[Aus einer Sammlung extrahierte Daten]
.....

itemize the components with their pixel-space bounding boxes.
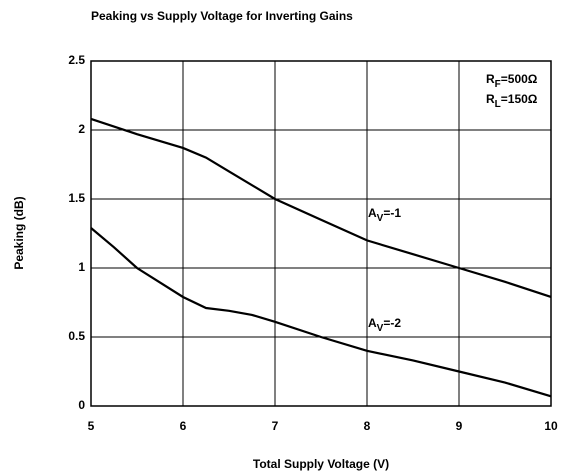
y-tick-label: 0 [78, 398, 85, 412]
annotation: RF=500Ω [486, 72, 538, 89]
annotation-part: =-2 [383, 316, 401, 330]
annotation-part: V [377, 323, 384, 334]
annotation-part: V [377, 213, 384, 224]
annotation-part: =150Ω [501, 92, 538, 106]
x-tick-label: 8 [364, 419, 371, 433]
annotation: RL=150Ω [486, 92, 538, 109]
line [90, 117, 552, 299]
plot-frame [90, 60, 552, 407]
annotation-part: F [495, 79, 501, 90]
annotation-part: R [486, 72, 495, 86]
annotation-part: A [368, 206, 377, 220]
annotation-part: A [368, 316, 377, 330]
y-tick-label: 0.5 [68, 329, 85, 343]
y-tick-label: 1 [78, 260, 85, 274]
annotation: AV=-2 [368, 316, 401, 333]
y-axis-label: Peaking (dB) [12, 196, 26, 269]
x-tick-label: 9 [456, 419, 463, 433]
annotation-part: =-1 [383, 206, 401, 220]
x-tick-label: 10 [544, 419, 558, 433]
x-tick-label: 5 [88, 419, 95, 433]
x-tick-label: 6 [180, 419, 187, 433]
annotation: AV=-1 [368, 206, 401, 223]
line [90, 227, 552, 398]
annotation-part: R [486, 92, 495, 106]
chart-title: Peaking vs Supply Voltage for Inverting … [91, 9, 353, 23]
y-tick-label: 1.5 [68, 191, 85, 205]
y-tick-label: 2 [78, 122, 85, 136]
x-tick-label: 7 [272, 419, 279, 433]
annotation-part: =500Ω [501, 72, 538, 86]
annotation-part: L [495, 99, 501, 110]
y-tick-label: 2.5 [68, 53, 85, 67]
x-axis-label: Total Supply Voltage (V) [253, 457, 389, 471]
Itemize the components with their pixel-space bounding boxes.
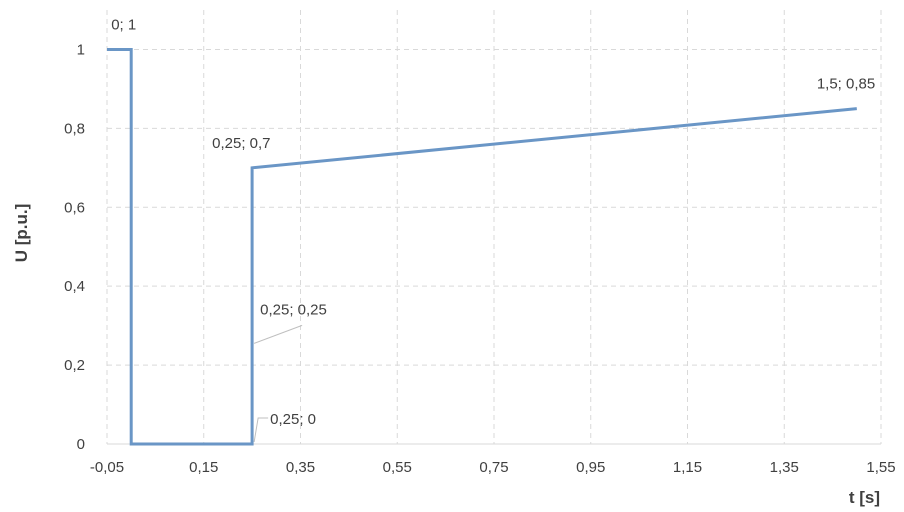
y-tick-label: 0,8 [64,120,85,137]
data-label: 0,25; 0,25 [260,301,327,318]
x-tick-label: 1,15 [673,459,702,476]
leader-lines [253,324,303,443]
y-tick-label: 0,4 [64,278,85,295]
leader-line [253,324,303,344]
x-tick-label: 0,75 [479,459,508,476]
data-label: 0; 1 [111,16,136,33]
series-layer [107,48,857,446]
x-tick-label: -0,05 [90,459,124,476]
leader-line [253,417,269,443]
data-label: 1,5; 0,85 [817,76,875,93]
y-axis-title: U [p.u.] [12,204,31,263]
x-tick-label: 0,35 [286,459,315,476]
x-axis-title: t [s] [849,488,880,507]
x-tick-label: 0,55 [383,459,412,476]
y-axis-ticks: 0 0,2 0,4 0,6 0,8 1 [64,41,85,453]
y-tick-label: 1 [77,41,85,58]
data-label: 0,25; 0,7 [212,135,270,152]
y-tick-label: 0 [77,436,85,453]
x-tick-label: 1,35 [770,459,799,476]
data-label: 0,25; 0 [270,411,316,428]
x-tick-label: 0,95 [576,459,605,476]
y-tick-label: 0,2 [64,357,85,374]
gridlines [106,10,882,444]
x-tick-label: 0,15 [189,459,218,476]
data-labels: 0; 1 0,25; 0,7 0,25; 0,25 0,25; 0 1,5; 0,85 [111,16,875,428]
x-axis-ticks: -0,05 0,15 0,35 0,55 0,75 0,95 1,15 1,35 1,55 [90,459,896,476]
y-tick-label: 0,6 [64,199,85,216]
x-tick-label: 1,55 [866,459,895,476]
series-line [107,48,857,446]
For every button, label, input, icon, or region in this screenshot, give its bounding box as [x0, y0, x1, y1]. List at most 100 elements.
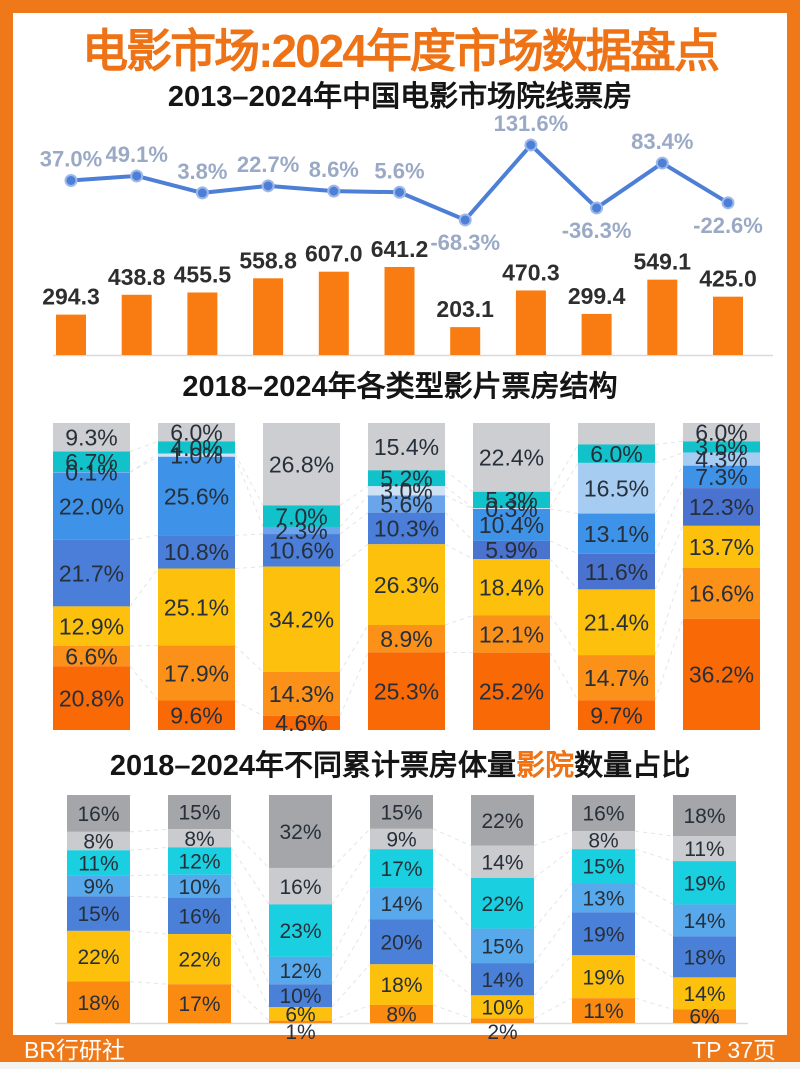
svg-text:-36.3%: -36.3% [562, 218, 632, 243]
svg-text:9%: 9% [386, 829, 416, 852]
svg-text:17.9%: 17.9% [164, 660, 229, 686]
svg-text:9%: 9% [83, 876, 113, 899]
svg-text:10.3%: 10.3% [374, 516, 439, 542]
svg-text:10%: 10% [178, 876, 220, 899]
svg-text:14.3%: 14.3% [269, 681, 334, 707]
svg-text:15%: 15% [582, 856, 624, 879]
svg-text:13.1%: 13.1% [584, 521, 649, 547]
svg-text:203.1: 203.1 [436, 296, 494, 322]
boxoffice-bar-line-chart: 294.3 438.8 455.5 558.8 607.0 641.2 203.1 470.3… [40, 111, 773, 357]
svg-text:19%: 19% [582, 966, 624, 989]
svg-text:3.6%: 3.6% [695, 434, 747, 460]
genre-structure-chart-title: 2018–2024年各类型影片票房结构 [182, 371, 618, 403]
svg-text:7.3%: 7.3% [695, 464, 747, 490]
svg-text:3.8%: 3.8% [177, 159, 227, 184]
svg-text:26.3%: 26.3% [374, 572, 439, 598]
svg-text:37.0%: 37.0% [40, 146, 102, 171]
svg-text:15.4%: 15.4% [374, 434, 439, 460]
svg-text:5.3%: 5.3% [485, 487, 537, 513]
page-title: 电影市场:2024年度市场数据盘点 [82, 25, 720, 77]
svg-text:455.5: 455.5 [174, 261, 232, 287]
svg-text:16%: 16% [178, 905, 220, 928]
svg-text:11%: 11% [684, 838, 724, 861]
svg-text:12%: 12% [279, 960, 321, 983]
svg-text:20%: 20% [380, 931, 422, 954]
svg-text:6.0%: 6.0% [590, 441, 642, 467]
svg-text:8%: 8% [386, 1004, 416, 1027]
svg-text:0.3%: 0.3% [485, 496, 537, 522]
svg-text:22%: 22% [481, 893, 523, 916]
svg-text:12.3%: 12.3% [689, 494, 754, 520]
svg-text:22%: 22% [178, 949, 220, 972]
svg-text:83.4%: 83.4% [631, 129, 693, 154]
svg-text:34.2%: 34.2% [269, 607, 334, 633]
svg-text:10.8%: 10.8% [164, 539, 229, 565]
svg-text:18%: 18% [683, 946, 725, 969]
svg-text:22%: 22% [77, 946, 119, 969]
svg-text:8%: 8% [588, 830, 618, 853]
svg-text:299.4: 299.4 [568, 283, 626, 309]
svg-text:4.6%: 4.6% [275, 710, 327, 736]
svg-text:4.3%: 4.3% [695, 446, 747, 472]
svg-text:18.4%: 18.4% [479, 575, 544, 601]
content-panel: 电影市场:2024年度市场数据盘点 2013–2024年中国电影市场院线票房 2… [13, 13, 787, 1044]
svg-text:4.0%: 4.0% [170, 435, 222, 461]
svg-text:131.6%: 131.6% [494, 111, 569, 136]
svg-text:549.1: 549.1 [634, 249, 692, 275]
svg-text:18%: 18% [77, 992, 119, 1015]
svg-text:16%: 16% [582, 803, 624, 826]
svg-text:12.9%: 12.9% [59, 613, 124, 639]
svg-text:15%: 15% [77, 903, 119, 926]
svg-text:10.6%: 10.6% [269, 538, 334, 564]
svg-text:-22.6%: -22.6% [693, 213, 763, 238]
svg-text:641.2: 641.2 [371, 236, 429, 262]
svg-text:10%: 10% [481, 996, 523, 1019]
svg-text:19%: 19% [683, 872, 725, 895]
svg-text:14%: 14% [683, 983, 725, 1006]
svg-text:23%: 23% [279, 920, 321, 943]
svg-text:1.0%: 1.0% [170, 443, 222, 469]
svg-text:470.3: 470.3 [502, 259, 560, 285]
svg-text:22.0%: 22.0% [59, 493, 124, 519]
svg-text:14%: 14% [683, 910, 725, 933]
svg-text:15%: 15% [481, 935, 523, 958]
svg-text:8.9%: 8.9% [380, 626, 432, 652]
svg-text:14%: 14% [380, 893, 422, 916]
svg-text:1%: 1% [285, 1021, 315, 1044]
svg-text:6.0%: 6.0% [695, 419, 747, 445]
svg-text:20.8%: 20.8% [59, 685, 124, 711]
svg-text:11%: 11% [583, 1000, 623, 1023]
svg-text:-68.3%: -68.3% [430, 230, 500, 255]
svg-text:11.6%: 11.6% [585, 559, 649, 585]
svg-text:25.1%: 25.1% [164, 594, 229, 620]
svg-text:22%: 22% [481, 810, 523, 833]
genre-structure-stacked-chart: 9.3%6.7%0.1% 22.0% 21.7% 12.9% 6.6% 20.8% 6.0%… [53, 419, 760, 736]
svg-text:10%: 10% [279, 985, 321, 1008]
svg-text:17%: 17% [178, 993, 220, 1016]
svg-text:10.4%: 10.4% [479, 512, 544, 538]
svg-text:294.3: 294.3 [42, 284, 100, 310]
svg-text:16%: 16% [279, 876, 321, 899]
boxoffice-chart-title: 2013–2024年中国电影市场院线票房 [167, 81, 633, 113]
svg-text:11%: 11% [78, 852, 118, 875]
footer-bar: BR行研社 TP 37页 [0, 1033, 800, 1063]
svg-text:18%: 18% [683, 805, 725, 828]
svg-text:607.0: 607.0 [305, 241, 363, 267]
svg-text:15%: 15% [380, 801, 422, 824]
svg-text:25.3%: 25.3% [374, 678, 439, 704]
svg-text:2.3%: 2.3% [275, 518, 327, 544]
svg-text:6.0%: 6.0% [170, 419, 222, 445]
svg-text:49.1%: 49.1% [106, 142, 168, 167]
svg-text:17%: 17% [380, 858, 422, 881]
svg-text:6.6%: 6.6% [65, 643, 117, 669]
svg-text:5.6%: 5.6% [380, 491, 432, 517]
svg-text:6%: 6% [285, 1003, 315, 1026]
svg-text:16.6%: 16.6% [689, 581, 754, 607]
svg-text:5.2%: 5.2% [380, 466, 432, 492]
svg-text:6%: 6% [689, 1006, 719, 1029]
svg-text:8.6%: 8.6% [309, 157, 359, 182]
svg-text:36.2%: 36.2% [689, 662, 754, 688]
svg-text:558.8: 558.8 [239, 247, 297, 273]
svg-text:12.1%: 12.1% [479, 621, 544, 647]
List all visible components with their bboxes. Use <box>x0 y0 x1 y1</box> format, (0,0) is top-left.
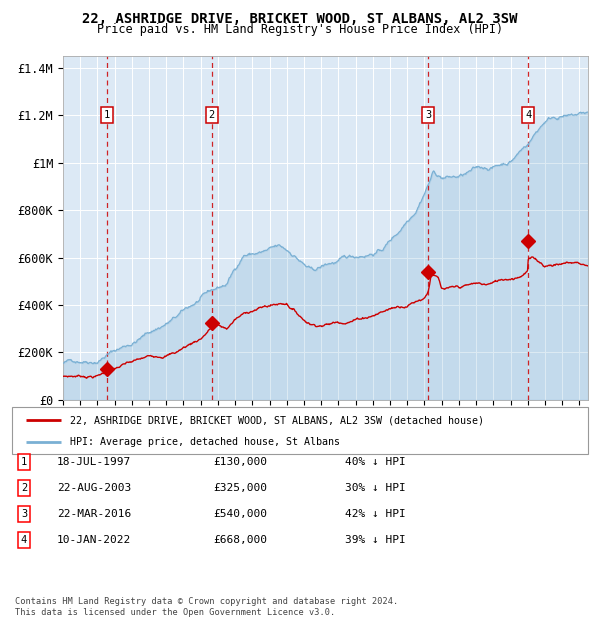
Text: 42% ↓ HPI: 42% ↓ HPI <box>345 509 406 519</box>
Text: 30% ↓ HPI: 30% ↓ HPI <box>345 483 406 493</box>
Text: Price paid vs. HM Land Registry's House Price Index (HPI): Price paid vs. HM Land Registry's House … <box>97 24 503 36</box>
Text: £130,000: £130,000 <box>213 457 267 467</box>
Text: 18-JUL-1997: 18-JUL-1997 <box>57 457 131 467</box>
Text: 1: 1 <box>104 110 110 120</box>
Text: 10-JAN-2022: 10-JAN-2022 <box>57 535 131 545</box>
Text: 40% ↓ HPI: 40% ↓ HPI <box>345 457 406 467</box>
Text: 4: 4 <box>21 535 27 545</box>
Text: £540,000: £540,000 <box>213 509 267 519</box>
Text: 22, ASHRIDGE DRIVE, BRICKET WOOD, ST ALBANS, AL2 3SW (detached house): 22, ASHRIDGE DRIVE, BRICKET WOOD, ST ALB… <box>70 415 484 425</box>
Text: 22, ASHRIDGE DRIVE, BRICKET WOOD, ST ALBANS, AL2 3SW: 22, ASHRIDGE DRIVE, BRICKET WOOD, ST ALB… <box>82 12 518 25</box>
Text: 3: 3 <box>425 110 431 120</box>
Text: £668,000: £668,000 <box>213 535 267 545</box>
Text: 39% ↓ HPI: 39% ↓ HPI <box>345 535 406 545</box>
Text: 22-MAR-2016: 22-MAR-2016 <box>57 509 131 519</box>
Text: 2: 2 <box>209 110 215 120</box>
FancyBboxPatch shape <box>12 407 588 454</box>
Text: Contains HM Land Registry data © Crown copyright and database right 2024.
This d: Contains HM Land Registry data © Crown c… <box>15 598 398 617</box>
Text: HPI: Average price, detached house, St Albans: HPI: Average price, detached house, St A… <box>70 437 340 447</box>
Text: £325,000: £325,000 <box>213 483 267 493</box>
Text: 4: 4 <box>525 110 532 120</box>
Text: 2: 2 <box>21 483 27 493</box>
Text: 22-AUG-2003: 22-AUG-2003 <box>57 483 131 493</box>
Text: 3: 3 <box>21 509 27 519</box>
Text: 1: 1 <box>21 457 27 467</box>
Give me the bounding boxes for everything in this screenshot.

.....

AUFGABE. Gib die Zeilen oben von der Zeile mit „y-tick-label: 0,8 [64,120,85,137]“ bis einschließlich der Zeile mit „leader-line [253,417,269,443]“ wortgetreu wieder.

ERGEBNIS.
y-tick-label: 0,8 [64,120,85,137]
data-label: 0,25; 0,25 [260,301,327,318]
x-tick-label: 1,15 [673,459,702,476]
leader-lines [253,324,303,443]
y-tick-label: 0,4 [64,278,85,295]
leader-line [253,324,303,344]
x-tick-label: 0,75 [479,459,508,476]
data-label: 0; 1 [111,16,136,33]
series-layer [107,48,857,446]
x-tick-label: -0,05 [90,459,124,476]
leader-line [253,417,269,443]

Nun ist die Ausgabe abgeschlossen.